─── EXERCISE INPUT ───

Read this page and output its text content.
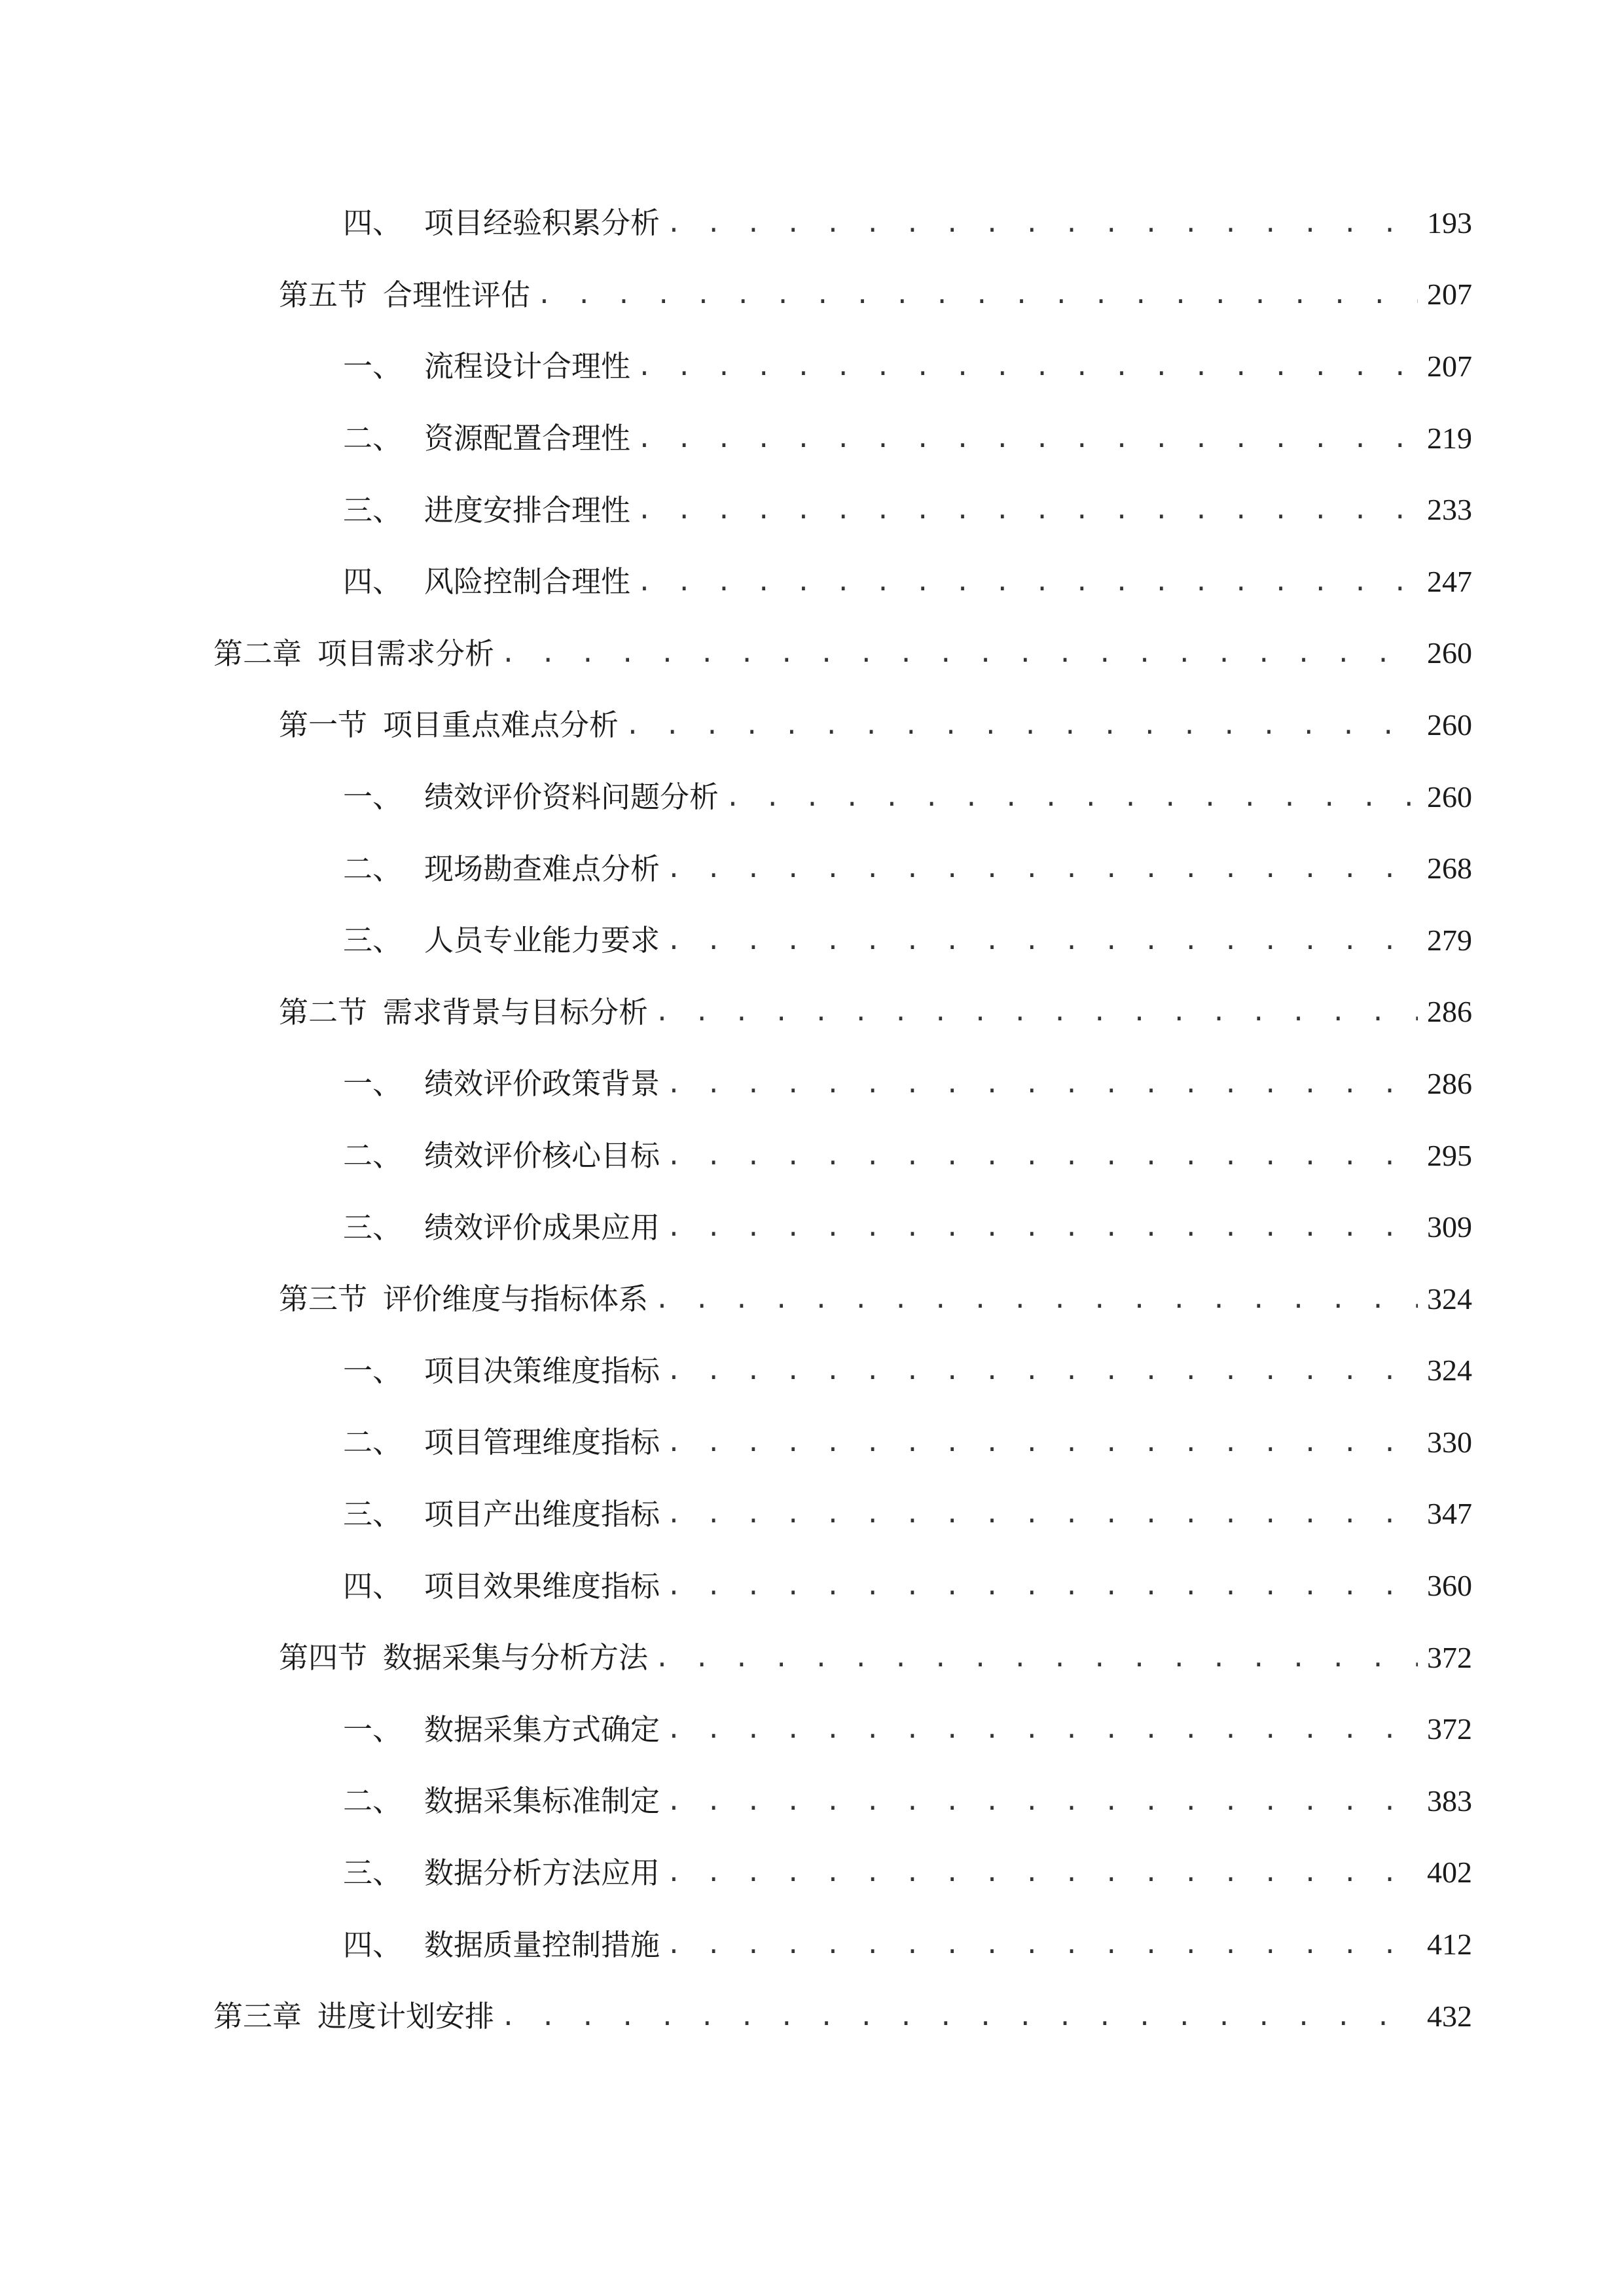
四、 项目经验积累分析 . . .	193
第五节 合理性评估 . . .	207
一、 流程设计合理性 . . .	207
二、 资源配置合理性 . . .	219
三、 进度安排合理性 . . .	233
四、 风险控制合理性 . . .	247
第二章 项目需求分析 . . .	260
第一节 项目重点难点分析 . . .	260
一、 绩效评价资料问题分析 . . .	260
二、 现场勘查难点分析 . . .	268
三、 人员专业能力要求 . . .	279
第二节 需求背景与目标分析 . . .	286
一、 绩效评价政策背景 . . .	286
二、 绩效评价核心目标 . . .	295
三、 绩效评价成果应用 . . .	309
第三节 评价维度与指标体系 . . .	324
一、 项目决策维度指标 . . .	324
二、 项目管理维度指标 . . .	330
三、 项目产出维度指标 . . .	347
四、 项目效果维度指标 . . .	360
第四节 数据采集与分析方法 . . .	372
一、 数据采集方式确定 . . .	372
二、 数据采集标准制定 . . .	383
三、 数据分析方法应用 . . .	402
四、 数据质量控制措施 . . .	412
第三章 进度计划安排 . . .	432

───
─── EXERCISE INPUT ───

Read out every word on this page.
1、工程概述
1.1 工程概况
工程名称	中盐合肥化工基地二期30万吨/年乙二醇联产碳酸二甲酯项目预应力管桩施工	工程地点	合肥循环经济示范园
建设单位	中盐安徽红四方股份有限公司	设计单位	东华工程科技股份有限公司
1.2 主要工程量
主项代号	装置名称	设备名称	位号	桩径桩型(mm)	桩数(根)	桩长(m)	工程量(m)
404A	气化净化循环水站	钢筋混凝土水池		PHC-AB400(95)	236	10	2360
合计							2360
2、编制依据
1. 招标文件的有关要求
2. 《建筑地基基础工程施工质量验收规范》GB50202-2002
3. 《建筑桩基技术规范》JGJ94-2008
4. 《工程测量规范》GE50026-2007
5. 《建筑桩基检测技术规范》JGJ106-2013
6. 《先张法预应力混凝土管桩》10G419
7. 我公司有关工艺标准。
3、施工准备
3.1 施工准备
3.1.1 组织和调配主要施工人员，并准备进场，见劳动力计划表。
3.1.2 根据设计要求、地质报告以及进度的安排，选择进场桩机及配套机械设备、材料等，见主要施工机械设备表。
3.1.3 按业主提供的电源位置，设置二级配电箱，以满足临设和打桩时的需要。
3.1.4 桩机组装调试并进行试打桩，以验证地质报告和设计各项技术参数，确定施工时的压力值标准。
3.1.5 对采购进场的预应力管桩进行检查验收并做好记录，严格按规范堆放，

───

TASK PROMPT ::
Check each line of the entries above for the word "Read". List the ones that have it.

ANSWER FOR THE TASK ::
Read this page and output its text content.
Read out every word on this page.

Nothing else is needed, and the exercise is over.